**Objective:** Skip the images and return the records below exactly.

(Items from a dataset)
↓↓↓
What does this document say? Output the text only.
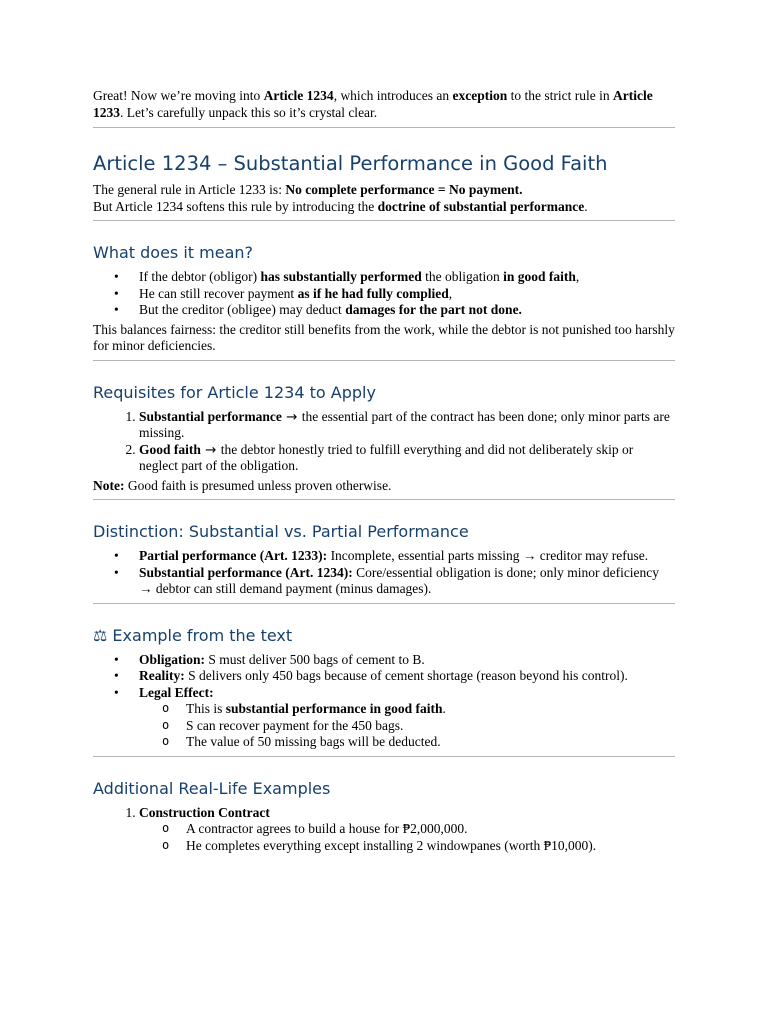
Great! Now we’re moving into Article 1234, which introduces an exception to the strict rule in Article 1233. Let’s carefully unpack this so it’s crystal clear.

Article 1234 – Substantial Performance in Good Faith

The general rule in Article 1233 is: No complete performance = No payment.

But Article 1234 softens this rule by introducing the doctrine of substantial performance.

What does it mean?
• If the debtor (obligor) has substantially performed the obligation in good faith,
• He can still recover payment as if he had fully complied,
• But the creditor (obligee) may deduct damages for the part not done.

This balances fairness: the creditor still benefits from the work, while the debtor is not punished too harshly for minor deficiencies.

Requisites for Article 1234 to Apply
1. Substantial performance → the essential part of the contract has been done; only minor parts are missing.
2. Good faith → the debtor honestly tried to fulfill everything and did not deliberately skip or neglect part of the obligation.

Note: Good faith is presumed unless proven otherwise.

Distinction: Substantial vs. Partial Performance
• Partial performance (Art. 1233): Incomplete, essential parts missing → creditor may refuse.
• Substantial performance (Art. 1234): Core/essential obligation is done; only minor deficiency → debtor can still demand payment (minus damages).
⚖ Example from the text
• Obligation: S must deliver 500 bags of cement to B.
• Reality: S delivers only 450 bags because of cement shortage (reason beyond his control).
• Legal Effect:
o This is substantial performance in good faith.
o S can recover payment for the 450 bags.
o The value of 50 missing bags will be deducted.
Additional Real-Life Examples
1. Construction Contract
o A contractor agrees to build a house for ₱2,000,000.
o He completes everything except installing 2 windowpanes (worth ₱10,000).
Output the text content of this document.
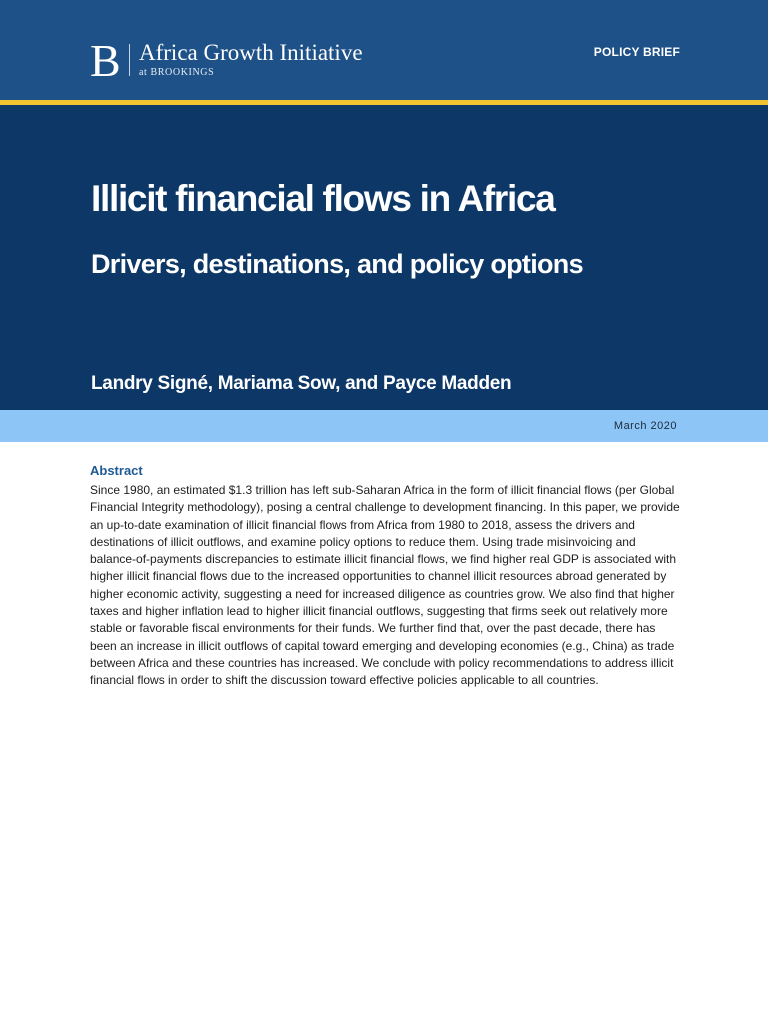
B Africa Growth Initiative
at BROOKINGS
POLICY BRIEF
Illicit financial flows in Africa
Drivers, destinations, and policy options
Landry Signé, Mariama Sow, and Payce Madden
March 2020
Abstract

Since 1980, an estimated $1.3 trillion has left sub-Saharan Africa in the form of illicit financial flows (per Global Financial Integrity methodology), posing a central challenge to development financing. In this paper, we provide an up-to-date examination of illicit financial flows from Africa from 1980 to 2018, assess the drivers and destinations of illicit outflows, and examine policy options to reduce them. Using trade misinvoicing and balance-of-payments discrepancies to estimate illicit financial flows, we find higher real GDP is associated with higher illicit financial flows due to the increased opportunities to channel illicit resources abroad generated by higher economic activity, suggesting a need for increased diligence as countries grow. We also find that higher taxes and higher inflation lead to higher illicit financial outflows, suggesting that firms seek out relatively more stable or favorable fiscal environments for their funds. We further find that, over the past decade, there has been an increase in illicit outflows of capital toward emerging and developing economies (e.g., China) as trade between Africa and these countries has increased. We conclude with policy recommendations to address illicit financial flows in order to shift the discussion toward effective policies applicable to all countries.
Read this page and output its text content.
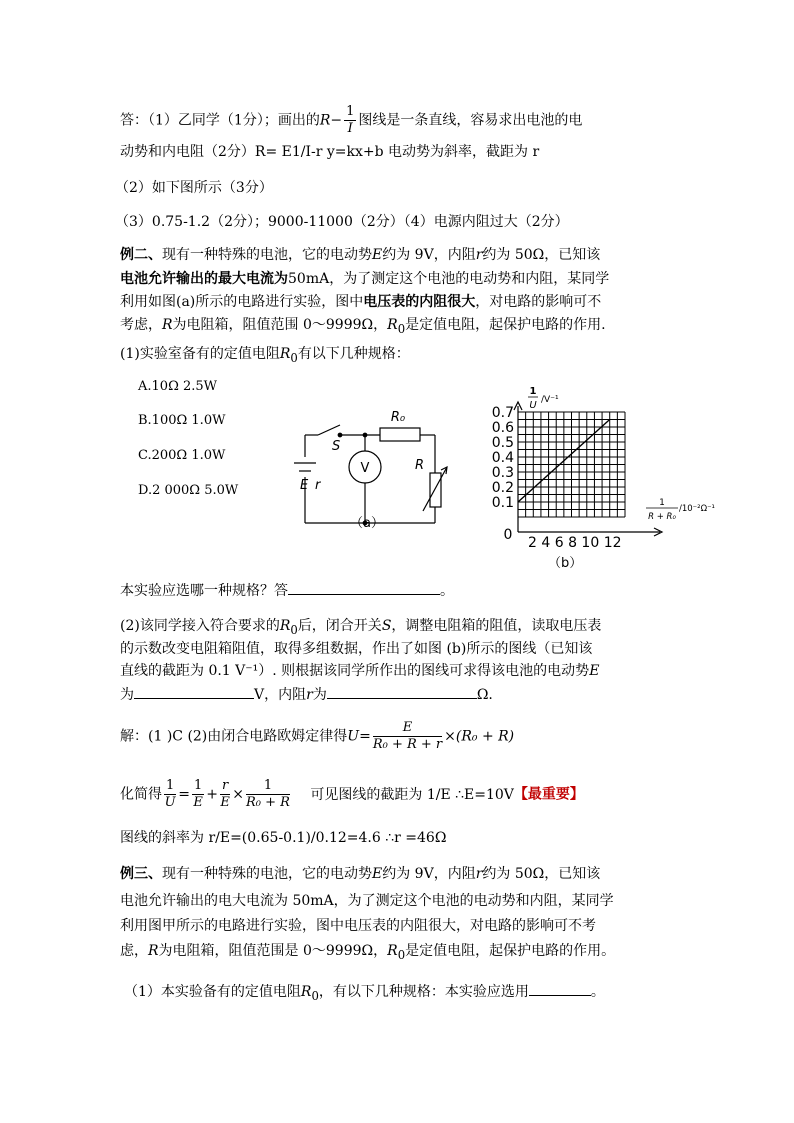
答：（1）乙同学（1分）；画出的$R- \frac{1}{I}$ 图线是一条直线，容易求出电池的电
动势和内电阻（2分）R= E1/I-r y=kx+b 电动势为斜率，截距为 r
（2）如下图所示（3分）
（3）0.75-1.2（2分）；9000-11000（2分）（4）电源内阻过大（2分）
例二、现有一种特殊的电池，它的电动势E约为 9V，内阻r约为 50Ω，已知该
电池允许输出的最大电流为50mA，为了测定这个电池的电动势和内阻，某同学
利用如图(a)所示的电路进行实验，图中电压表的内阻很大，对电路的影响可不
考虑，R为电阻箱，阻值范围 0～9999Ω，$R_0$是定值电阻，起保护电路的作用.
(1)实验室备有的定值电阻$R_0$有以下几种规格：
A.10Ω 2.5W
B.100Ω 1.0W
C.200Ω 1.0W
D.2 000Ω 5.0W
R₀
S
V	R
E r
（a）
1
U /V⁻¹
1
R + R₀
/10⁻²Ω⁻¹
0.7
0.6
0.5
0.4
0.3
0.2
0.1
0 2 4 6 8 10 12
（b）
本实验应选哪一种规格？答	。
(2)该同学接入符合要求的$R_0$后，闭合开关S，调整电阻箱的阻值，读取电压表
的示数改变电阻箱阻值，取得多组数据，作出了如图 (b)所示的图线（已知该
直线的截距为 0.1 V⁻¹）. 则根据该同学所作出的图线可求得该电池的电动势E
为	V，内阻r为	Ω.
解：(1 )C (2)由闭合电路欧姆定律得$U= \frac{E}{\text{R₀ + R + r}} \times(R_0 + R)$
化简得 $\frac{1}{U} = \frac{1}{E} + \frac{r}{E} \times \frac{1}{\text{R₀ + R}}$ 可见图线的截距为 1/E ∴E=10V【最重要】
图线的斜率为 r/E=(0.65-0.1)/0.12=4.6 ∴r =46Ω
例三、现有一种特殊的电池，它的电动势E约为 9V，内阻r约为 50Ω，已知该
电池允许输出的电大电流为 50mA，为了测定这个电池的电动势和内阻，某同学
利用图甲所示的电路进行实验，图中电压表的内阻很大，对电路的影响可不考
虑，R为电阻箱，阻值范围是 0～9999Ω，$R_0$是定值电阻，起保护电路的作用。
（1）本实验备有的定值电阻$R_0$，有以下几种规格：本实验应选用	。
↑↑↑
**Output of the exercise:**
What does this document say? Output the text only.
Great! Now we’re moving into Article 1234, which introduces an exception to the strict rule in Article 1233. Let’s carefully unpack this so it’s crystal clear.

Article 1234 – Substantial Performance in Good Faith

The general rule in Article 1233 is: No complete performance = No payment.

But Article 1234 softens this rule by introducing the doctrine of substantial performance.

What does it mean?
• If the debtor (obligor) has substantially performed the obligation in good faith,
• He can still recover payment as if he had fully complied,
• But the creditor (obligee) may deduct damages for the part not done.

This balances fairness: the creditor still benefits from the work, while the debtor is not punished too harshly for minor deficiencies.

Requisites for Article 1234 to Apply
1. Substantial performance → the essential part of the contract has been done; only minor parts are missing.
2. Good faith → the debtor honestly tried to fulfill everything and did not deliberately skip or neglect part of the obligation.

Note: Good faith is presumed unless proven otherwise.

Distinction: Substantial vs. Partial Performance
• Partial performance (Art. 1233): Incomplete, essential parts missing → creditor may refuse.
• Substantial performance (Art. 1234): Core/essential obligation is done; only minor deficiency → debtor can still demand payment (minus damages).
⚖ Example from the text
• Obligation: S must deliver 500 bags of cement to B.
• Reality: S delivers only 450 bags because of cement shortage (reason beyond his control).
• Legal Effect:
o This is substantial performance in good faith.
o S can recover payment for the 450 bags.
o The value of 50 missing bags will be deducted.
Additional Real-Life Examples
1. Construction Contract
o A contractor agrees to build a house for ₱2,000,000.
o He completes everything except installing 2 windowpanes (worth ₱10,000).
Output the text content of this document.
B Africa Growth Initiative
at BROOKINGS
POLICY BRIEF
Illicit financial flows in Africa
Drivers, destinations, and policy options
Landry Signé, Mariama Sow, and Payce Madden
March 2020
Abstract

Since 1980, an estimated $1.3 trillion has left sub-Saharan Africa in the form of illicit financial flows (per Global Financial Integrity methodology), posing a central challenge to development financing. In this paper, we provide an up-to-date examination of illicit financial flows from Africa from 1980 to 2018, assess the drivers and destinations of illicit outflows, and examine policy options to reduce them. Using trade misinvoicing and balance-of-payments discrepancies to estimate illicit financial flows, we find higher real GDP is associated with higher illicit financial flows due to the increased opportunities to channel illicit resources abroad generated by higher economic activity, suggesting a need for increased diligence as countries grow. We also find that higher taxes and higher inflation lead to higher illicit financial outflows, suggesting that firms seek out relatively more stable or favorable fiscal environments for their funds. We further find that, over the past decade, there has been an increase in illicit outflows of capital toward emerging and developing economies (e.g., China) as trade between Africa and these countries has increased. We conclude with policy recommendations to address illicit financial flows in order to shift the discussion toward effective policies applicable to all countries.
Read this page and output its text content.
答：（1）乙同学（1分）；画出的$R- \frac{1}{I}$ 图线是一条直线，容易求出电池的电
动势和内电阻（2分）R= E1/I-r y=kx+b 电动势为斜率，截距为 r
（2）如下图所示（3分）
（3）0.75-1.2（2分）；9000-11000（2分）（4）电源内阻过大（2分）
例二、现有一种特殊的电池，它的电动势E约为 9V，内阻r约为 50Ω，已知该
电池允许输出的最大电流为50mA，为了测定这个电池的电动势和内阻，某同学
利用如图(a)所示的电路进行实验，图中电压表的内阻很大，对电路的影响可不
考虑，R为电阻箱，阻值范围 0～9999Ω，$R_0$是定值电阻，起保护电路的作用.
(1)实验室备有的定值电阻$R_0$有以下几种规格：
A.10Ω 2.5W
B.100Ω 1.0W
C.200Ω 1.0W
D.2 000Ω 5.0W
R₀
S
V	R
E r
（a）
1
U /V⁻¹
1
R + R₀
/10⁻²Ω⁻¹
0.7
0.6
0.5
0.4
0.3
0.2
0.1
0 2 4 6 8 10 12
（b）
本实验应选哪一种规格？答	。
(2)该同学接入符合要求的$R_0$后，闭合开关S，调整电阻箱的阻值，读取电压表
的示数改变电阻箱阻值，取得多组数据，作出了如图 (b)所示的图线（已知该
直线的截距为 0.1 V⁻¹）. 则根据该同学所作出的图线可求得该电池的电动势E
为	V，内阻r为	Ω.
解：(1 )C (2)由闭合电路欧姆定律得$U= \frac{E}{\text{R₀ + R + r}} \times(R_0 + R)$
化简得 $\frac{1}{U} = \frac{1}{E} + \frac{r}{E} \times \frac{1}{\text{R₀ + R}}$ 可见图线的截距为 1/E ∴E=10V【最重要】
图线的斜率为 r/E=(0.65-0.1)/0.12=4.6 ∴r =46Ω
例三、现有一种特殊的电池，它的电动势E约为 9V，内阻r约为 50Ω，已知该
电池允许输出的电大电流为 50mA，为了测定这个电池的电动势和内阻，某同学
利用图甲所示的电路进行实验，图中电压表的内阻很大，对电路的影响可不考
虑，R为电阻箱，阻值范围是 0～9999Ω，$R_0$是定值电阻，起保护电路的作用。
（1）本实验备有的定值电阻$R_0$，有以下几种规格：本实验应选用	。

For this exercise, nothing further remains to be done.